Your instructions
Extract the data exactly, missing nothing.

--- Start of Data shown ---

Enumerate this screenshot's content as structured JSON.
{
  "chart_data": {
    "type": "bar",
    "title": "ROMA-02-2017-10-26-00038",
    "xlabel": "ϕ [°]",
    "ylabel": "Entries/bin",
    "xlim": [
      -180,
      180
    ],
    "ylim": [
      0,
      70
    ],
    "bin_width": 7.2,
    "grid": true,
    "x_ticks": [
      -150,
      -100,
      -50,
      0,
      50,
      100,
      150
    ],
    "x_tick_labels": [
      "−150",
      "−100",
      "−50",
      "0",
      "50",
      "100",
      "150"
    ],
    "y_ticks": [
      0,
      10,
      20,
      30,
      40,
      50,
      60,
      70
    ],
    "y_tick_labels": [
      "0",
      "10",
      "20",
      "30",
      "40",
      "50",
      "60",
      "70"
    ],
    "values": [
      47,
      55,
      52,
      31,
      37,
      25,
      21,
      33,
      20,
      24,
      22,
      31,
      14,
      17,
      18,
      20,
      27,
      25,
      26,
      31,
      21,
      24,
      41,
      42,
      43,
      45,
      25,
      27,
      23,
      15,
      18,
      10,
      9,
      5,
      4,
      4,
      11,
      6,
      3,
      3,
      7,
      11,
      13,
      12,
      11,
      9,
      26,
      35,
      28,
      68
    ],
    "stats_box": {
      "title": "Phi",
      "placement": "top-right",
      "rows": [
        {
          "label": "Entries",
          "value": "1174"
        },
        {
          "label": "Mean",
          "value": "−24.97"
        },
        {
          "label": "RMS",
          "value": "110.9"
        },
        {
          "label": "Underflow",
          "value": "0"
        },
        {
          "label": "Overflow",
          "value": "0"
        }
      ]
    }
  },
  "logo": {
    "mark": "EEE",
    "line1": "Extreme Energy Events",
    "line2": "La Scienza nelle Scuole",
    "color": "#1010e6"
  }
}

--- End of Data shown ---

Response below
Enumerate this screenshot's content as structured JSON.
{
  "chart_data": {
    "type": "bar",
    "title": "ROMA-02-2017-10-26-00038",
    "xlabel": "ϕ [°]",
    "ylabel": "Entries/bin",
    "xlim": [
      -180,
      180
    ],
    "ylim": [
      0,
      70
    ],
    "bin_width": 7.2,
    "grid": true,
    "x_ticks": [
      -150,
      -100,
      -50,
      0,
      50,
      100,
      150
    ],
    "x_tick_labels": [
      "−150",
      "−100",
      "−50",
      "0",
      "50",
      "100",
      "150"
    ],
    "y_ticks": [
      0,
      10,
      20,
      30,
      40,
      50,
      60,
      70
    ],
    "y_tick_labels": [
      "0",
      "10",
      "20",
      "30",
      "40",
      "50",
      "60",
      "70"
    ],
    "values": [
      47,
      55,
      52,
      31,
      37,
      25,
      21,
      33,
      20,
      24,
      22,
      31,
      14,
      17,
      18,
      20,
      27,
      25,
      26,
      31,
      21,
      24,
      41,
      42,
      43,
      45,
      25,
      27,
      23,
      15,
      18,
      10,
      9,
      5,
      4,
      4,
      11,
      6,
      3,
      3,
      7,
      11,
      13,
      12,
      11,
      9,
      26,
      35,
      28,
      68
    ],
    "stats_box": {
      "title": "Phi",
      "placement": "top-right",
      "rows": [
        {
          "label": "Entries",
          "value": "1174"
        },
        {
          "label": "Mean",
          "value": "−24.97"
        },
        {
          "label": "RMS",
          "value": "110.9"
        },
        {
          "label": "Underflow",
          "value": "0"
        },
        {
          "label": "Overflow",
          "value": "0"
        }
      ]
    }
  },
  "logo": {
    "mark": "EEE",
    "line1": "Extreme Energy Events",
    "line2": "La Scienza nelle Scuole",
    "color": "#1010e6"
  }
}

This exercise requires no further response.